• [WHAT IS BEING ASKED]: Are you able to retype all the records below exactly?

• [ENTRIES SUPPLIED]:
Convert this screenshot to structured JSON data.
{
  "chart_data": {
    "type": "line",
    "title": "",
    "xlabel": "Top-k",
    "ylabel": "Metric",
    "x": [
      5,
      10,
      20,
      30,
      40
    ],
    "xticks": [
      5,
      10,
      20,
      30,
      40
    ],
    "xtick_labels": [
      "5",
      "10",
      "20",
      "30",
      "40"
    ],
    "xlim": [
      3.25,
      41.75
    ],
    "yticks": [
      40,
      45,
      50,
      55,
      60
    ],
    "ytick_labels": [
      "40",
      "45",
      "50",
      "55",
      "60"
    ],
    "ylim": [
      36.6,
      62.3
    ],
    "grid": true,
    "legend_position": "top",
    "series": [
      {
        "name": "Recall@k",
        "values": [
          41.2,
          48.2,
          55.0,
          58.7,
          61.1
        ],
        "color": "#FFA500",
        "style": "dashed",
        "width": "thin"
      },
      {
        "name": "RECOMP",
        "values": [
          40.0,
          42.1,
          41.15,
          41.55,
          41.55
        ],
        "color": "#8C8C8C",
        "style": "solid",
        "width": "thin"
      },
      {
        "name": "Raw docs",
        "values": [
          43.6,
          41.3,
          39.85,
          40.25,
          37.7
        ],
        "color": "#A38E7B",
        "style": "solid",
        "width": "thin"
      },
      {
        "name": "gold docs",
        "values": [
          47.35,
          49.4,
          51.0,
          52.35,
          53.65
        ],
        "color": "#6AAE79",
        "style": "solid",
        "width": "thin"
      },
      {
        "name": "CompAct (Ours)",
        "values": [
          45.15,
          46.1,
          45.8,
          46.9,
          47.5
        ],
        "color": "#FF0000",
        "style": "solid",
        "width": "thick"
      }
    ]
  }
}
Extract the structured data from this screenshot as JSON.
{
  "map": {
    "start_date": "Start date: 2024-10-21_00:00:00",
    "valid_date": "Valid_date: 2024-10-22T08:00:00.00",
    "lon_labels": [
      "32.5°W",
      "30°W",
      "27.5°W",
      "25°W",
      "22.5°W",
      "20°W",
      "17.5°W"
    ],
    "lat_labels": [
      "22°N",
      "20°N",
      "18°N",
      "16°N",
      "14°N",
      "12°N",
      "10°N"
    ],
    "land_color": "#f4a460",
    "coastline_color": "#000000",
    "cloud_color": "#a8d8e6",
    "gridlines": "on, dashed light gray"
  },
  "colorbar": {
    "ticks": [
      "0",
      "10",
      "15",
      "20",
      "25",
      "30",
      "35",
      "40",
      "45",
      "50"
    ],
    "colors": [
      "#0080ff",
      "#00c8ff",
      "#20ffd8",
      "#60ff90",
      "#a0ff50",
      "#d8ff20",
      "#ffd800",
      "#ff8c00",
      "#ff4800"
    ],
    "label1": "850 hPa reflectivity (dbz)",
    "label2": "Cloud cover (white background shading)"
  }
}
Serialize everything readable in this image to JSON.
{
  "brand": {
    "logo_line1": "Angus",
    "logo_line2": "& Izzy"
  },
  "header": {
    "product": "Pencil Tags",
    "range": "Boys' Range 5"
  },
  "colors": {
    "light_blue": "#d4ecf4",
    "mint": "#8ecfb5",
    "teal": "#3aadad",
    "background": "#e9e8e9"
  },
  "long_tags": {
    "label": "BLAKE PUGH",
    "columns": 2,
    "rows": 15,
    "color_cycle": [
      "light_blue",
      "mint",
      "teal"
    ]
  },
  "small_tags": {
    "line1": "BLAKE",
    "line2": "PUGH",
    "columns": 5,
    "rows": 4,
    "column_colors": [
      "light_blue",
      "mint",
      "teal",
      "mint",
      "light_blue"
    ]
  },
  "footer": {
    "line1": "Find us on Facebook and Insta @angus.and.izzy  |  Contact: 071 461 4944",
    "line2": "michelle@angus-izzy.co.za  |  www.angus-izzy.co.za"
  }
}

• [TASK SOLUTION]:
Convert this screenshot to structured JSON data.
{
  "chart_data": {
    "type": "line",
    "title": "",
    "xlabel": "Top-k",
    "ylabel": "Metric",
    "x": [
      5,
      10,
      20,
      30,
      40
    ],
    "xticks": [
      5,
      10,
      20,
      30,
      40
    ],
    "xtick_labels": [
      "5",
      "10",
      "20",
      "30",
      "40"
    ],
    "xlim": [
      3.25,
      41.75
    ],
    "yticks": [
      40,
      45,
      50,
      55,
      60
    ],
    "ytick_labels": [
      "40",
      "45",
      "50",
      "55",
      "60"
    ],
    "ylim": [
      36.6,
      62.3
    ],
    "grid": true,
    "legend_position": "top",
    "series": [
      {
        "name": "Recall@k",
        "values": [
          41.2,
          48.2,
          55.0,
          58.7,
          61.1
        ],
        "color": "#FFA500",
        "style": "dashed",
        "width": "thin"
      },
      {
        "name": "RECOMP",
        "values": [
          40.0,
          42.1,
          41.15,
          41.55,
          41.55
        ],
        "color": "#8C8C8C",
        "style": "solid",
        "width": "thin"
      },
      {
        "name": "Raw docs",
        "values": [
          43.6,
          41.3,
          39.85,
          40.25,
          37.7
        ],
        "color": "#A38E7B",
        "style": "solid",
        "width": "thin"
      },
      {
        "name": "gold docs",
        "values": [
          47.35,
          49.4,
          51.0,
          52.35,
          53.65
        ],
        "color": "#6AAE79",
        "style": "solid",
        "width": "thin"
      },
      {
        "name": "CompAct (Ours)",
        "values": [
          45.15,
          46.1,
          45.8,
          46.9,
          47.5
        ],
        "color": "#FF0000",
        "style": "solid",
        "width": "thick"
      }
    ]
  }
}
Extract the structured data from this screenshot as JSON.
{
  "map": {
    "start_date": "Start date: 2024-10-21_00:00:00",
    "valid_date": "Valid_date: 2024-10-22T08:00:00.00",
    "lon_labels": [
      "32.5°W",
      "30°W",
      "27.5°W",
      "25°W",
      "22.5°W",
      "20°W",
      "17.5°W"
    ],
    "lat_labels": [
      "22°N",
      "20°N",
      "18°N",
      "16°N",
      "14°N",
      "12°N",
      "10°N"
    ],
    "land_color": "#f4a460",
    "coastline_color": "#000000",
    "cloud_color": "#a8d8e6",
    "gridlines": "on, dashed light gray"
  },
  "colorbar": {
    "ticks": [
      "0",
      "10",
      "15",
      "20",
      "25",
      "30",
      "35",
      "40",
      "45",
      "50"
    ],
    "colors": [
      "#0080ff",
      "#00c8ff",
      "#20ffd8",
      "#60ff90",
      "#a0ff50",
      "#d8ff20",
      "#ffd800",
      "#ff8c00",
      "#ff4800"
    ],
    "label1": "850 hPa reflectivity (dbz)",
    "label2": "Cloud cover (white background shading)"
  }
}
Serialize everything readable in this image to JSON.
{
  "brand": {
    "logo_line1": "Angus",
    "logo_line2": "& Izzy"
  },
  "header": {
    "product": "Pencil Tags",
    "range": "Boys' Range 5"
  },
  "colors": {
    "light_blue": "#d4ecf4",
    "mint": "#8ecfb5",
    "teal": "#3aadad",
    "background": "#e9e8e9"
  },
  "long_tags": {
    "label": "BLAKE PUGH",
    "columns": 2,
    "rows": 15,
    "color_cycle": [
      "light_blue",
      "mint",
      "teal"
    ]
  },
  "small_tags": {
    "line1": "BLAKE",
    "line2": "PUGH",
    "columns": 5,
    "rows": 4,
    "column_colors": [
      "light_blue",
      "mint",
      "teal",
      "mint",
      "light_blue"
    ]
  },
  "footer": {
    "line1": "Find us on Facebook and Insta @angus.and.izzy  |  Contact: 071 461 4944",
    "line2": "michelle@angus-izzy.co.za  |  www.angus-izzy.co.za"
  }
}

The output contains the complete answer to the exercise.